* **PROMPT**:
Please repeat all of the listing exactly.
**********
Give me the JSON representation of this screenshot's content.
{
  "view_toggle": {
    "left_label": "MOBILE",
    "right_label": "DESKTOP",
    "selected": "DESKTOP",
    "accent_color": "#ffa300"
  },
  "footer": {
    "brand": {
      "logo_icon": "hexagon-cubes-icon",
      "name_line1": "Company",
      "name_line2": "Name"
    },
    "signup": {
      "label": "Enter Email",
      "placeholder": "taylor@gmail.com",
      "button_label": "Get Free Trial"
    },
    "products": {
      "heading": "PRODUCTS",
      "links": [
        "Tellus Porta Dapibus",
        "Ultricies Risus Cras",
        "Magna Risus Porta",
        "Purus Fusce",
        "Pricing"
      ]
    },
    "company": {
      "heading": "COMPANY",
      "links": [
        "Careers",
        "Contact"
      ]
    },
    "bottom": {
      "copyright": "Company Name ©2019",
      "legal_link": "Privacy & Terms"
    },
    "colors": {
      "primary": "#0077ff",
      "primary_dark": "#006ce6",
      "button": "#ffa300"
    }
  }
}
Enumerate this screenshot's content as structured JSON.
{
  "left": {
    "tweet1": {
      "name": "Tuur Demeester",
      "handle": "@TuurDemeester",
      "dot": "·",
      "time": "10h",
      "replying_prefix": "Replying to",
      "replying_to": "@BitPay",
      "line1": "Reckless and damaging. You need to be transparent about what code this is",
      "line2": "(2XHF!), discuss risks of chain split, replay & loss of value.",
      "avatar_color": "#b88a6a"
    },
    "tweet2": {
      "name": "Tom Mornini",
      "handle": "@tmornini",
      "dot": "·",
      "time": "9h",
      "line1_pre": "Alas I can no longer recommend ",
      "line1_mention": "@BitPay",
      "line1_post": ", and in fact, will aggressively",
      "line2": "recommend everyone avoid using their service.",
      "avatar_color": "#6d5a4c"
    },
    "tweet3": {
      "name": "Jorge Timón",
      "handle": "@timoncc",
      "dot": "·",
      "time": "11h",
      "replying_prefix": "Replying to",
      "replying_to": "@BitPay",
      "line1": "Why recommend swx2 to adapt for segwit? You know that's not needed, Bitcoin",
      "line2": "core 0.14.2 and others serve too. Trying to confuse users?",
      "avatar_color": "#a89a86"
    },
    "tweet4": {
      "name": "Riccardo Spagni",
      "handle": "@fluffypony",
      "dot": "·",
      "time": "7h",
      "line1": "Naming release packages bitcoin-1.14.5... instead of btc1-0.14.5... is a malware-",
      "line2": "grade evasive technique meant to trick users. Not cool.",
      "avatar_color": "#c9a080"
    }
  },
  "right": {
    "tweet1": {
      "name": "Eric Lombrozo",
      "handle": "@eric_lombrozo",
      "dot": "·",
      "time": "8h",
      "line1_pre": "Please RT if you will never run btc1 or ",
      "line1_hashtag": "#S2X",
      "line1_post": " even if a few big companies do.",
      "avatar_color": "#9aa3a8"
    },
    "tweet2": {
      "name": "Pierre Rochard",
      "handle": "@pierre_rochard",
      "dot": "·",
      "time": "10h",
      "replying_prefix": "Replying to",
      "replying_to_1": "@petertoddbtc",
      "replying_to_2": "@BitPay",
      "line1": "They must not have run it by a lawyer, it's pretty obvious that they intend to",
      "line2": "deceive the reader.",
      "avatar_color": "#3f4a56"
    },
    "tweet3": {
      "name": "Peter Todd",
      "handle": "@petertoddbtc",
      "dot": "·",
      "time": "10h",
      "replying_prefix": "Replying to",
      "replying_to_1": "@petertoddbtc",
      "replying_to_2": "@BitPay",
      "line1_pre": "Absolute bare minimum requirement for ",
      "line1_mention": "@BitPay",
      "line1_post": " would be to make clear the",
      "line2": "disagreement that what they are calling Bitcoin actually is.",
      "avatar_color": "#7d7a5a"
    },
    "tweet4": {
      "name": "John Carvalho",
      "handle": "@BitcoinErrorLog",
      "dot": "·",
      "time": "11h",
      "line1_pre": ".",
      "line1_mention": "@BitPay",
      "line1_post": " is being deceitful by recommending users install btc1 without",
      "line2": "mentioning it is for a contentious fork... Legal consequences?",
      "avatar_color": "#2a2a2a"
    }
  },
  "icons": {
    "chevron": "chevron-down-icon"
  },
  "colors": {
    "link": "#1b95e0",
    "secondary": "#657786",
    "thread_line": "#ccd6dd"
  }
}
**********
* **FINISHED EXERCISE**:
Give me the JSON representation of this screenshot's content.
{
  "view_toggle": {
    "left_label": "MOBILE",
    "right_label": "DESKTOP",
    "selected": "DESKTOP",
    "accent_color": "#ffa300"
  },
  "footer": {
    "brand": {
      "logo_icon": "hexagon-cubes-icon",
      "name_line1": "Company",
      "name_line2": "Name"
    },
    "signup": {
      "label": "Enter Email",
      "placeholder": "taylor@gmail.com",
      "button_label": "Get Free Trial"
    },
    "products": {
      "heading": "PRODUCTS",
      "links": [
        "Tellus Porta Dapibus",
        "Ultricies Risus Cras",
        "Magna Risus Porta",
        "Purus Fusce",
        "Pricing"
      ]
    },
    "company": {
      "heading": "COMPANY",
      "links": [
        "Careers",
        "Contact"
      ]
    },
    "bottom": {
      "copyright": "Company Name ©2019",
      "legal_link": "Privacy & Terms"
    },
    "colors": {
      "primary": "#0077ff",
      "primary_dark": "#006ce6",
      "button": "#ffa300"
    }
  }
}
Enumerate this screenshot's content as structured JSON.
{
  "left": {
    "tweet1": {
      "name": "Tuur Demeester",
      "handle": "@TuurDemeester",
      "dot": "·",
      "time": "10h",
      "replying_prefix": "Replying to",
      "replying_to": "@BitPay",
      "line1": "Reckless and damaging. You need to be transparent about what code this is",
      "line2": "(2XHF!), discuss risks of chain split, replay & loss of value.",
      "avatar_color": "#b88a6a"
    },
    "tweet2": {
      "name": "Tom Mornini",
      "handle": "@tmornini",
      "dot": "·",
      "time": "9h",
      "line1_pre": "Alas I can no longer recommend ",
      "line1_mention": "@BitPay",
      "line1_post": ", and in fact, will aggressively",
      "line2": "recommend everyone avoid using their service.",
      "avatar_color": "#6d5a4c"
    },
    "tweet3": {
      "name": "Jorge Timón",
      "handle": "@timoncc",
      "dot": "·",
      "time": "11h",
      "replying_prefix": "Replying to",
      "replying_to": "@BitPay",
      "line1": "Why recommend swx2 to adapt for segwit? You know that's not needed, Bitcoin",
      "line2": "core 0.14.2 and others serve too. Trying to confuse users?",
      "avatar_color": "#a89a86"
    },
    "tweet4": {
      "name": "Riccardo Spagni",
      "handle": "@fluffypony",
      "dot": "·",
      "time": "7h",
      "line1": "Naming release packages bitcoin-1.14.5... instead of btc1-0.14.5... is a malware-",
      "line2": "grade evasive technique meant to trick users. Not cool.",
      "avatar_color": "#c9a080"
    }
  },
  "right": {
    "tweet1": {
      "name": "Eric Lombrozo",
      "handle": "@eric_lombrozo",
      "dot": "·",
      "time": "8h",
      "line1_pre": "Please RT if you will never run btc1 or ",
      "line1_hashtag": "#S2X",
      "line1_post": " even if a few big companies do.",
      "avatar_color": "#9aa3a8"
    },
    "tweet2": {
      "name": "Pierre Rochard",
      "handle": "@pierre_rochard",
      "dot": "·",
      "time": "10h",
      "replying_prefix": "Replying to",
      "replying_to_1": "@petertoddbtc",
      "replying_to_2": "@BitPay",
      "line1": "They must not have run it by a lawyer, it's pretty obvious that they intend to",
      "line2": "deceive the reader.",
      "avatar_color": "#3f4a56"
    },
    "tweet3": {
      "name": "Peter Todd",
      "handle": "@petertoddbtc",
      "dot": "·",
      "time": "10h",
      "replying_prefix": "Replying to",
      "replying_to_1": "@petertoddbtc",
      "replying_to_2": "@BitPay",
      "line1_pre": "Absolute bare minimum requirement for ",
      "line1_mention": "@BitPay",
      "line1_post": " would be to make clear the",
      "line2": "disagreement that what they are calling Bitcoin actually is.",
      "avatar_color": "#7d7a5a"
    },
    "tweet4": {
      "name": "John Carvalho",
      "handle": "@BitcoinErrorLog",
      "dot": "·",
      "time": "11h",
      "line1_pre": ".",
      "line1_mention": "@BitPay",
      "line1_post": " is being deceitful by recommending users install btc1 without",
      "line2": "mentioning it is for a contentious fork... Legal consequences?",
      "avatar_color": "#2a2a2a"
    }
  },
  "icons": {
    "chevron": "chevron-down-icon"
  },
  "colors": {
    "link": "#1b95e0",
    "secondary": "#657786",
    "thread_line": "#ccd6dd"
  }
}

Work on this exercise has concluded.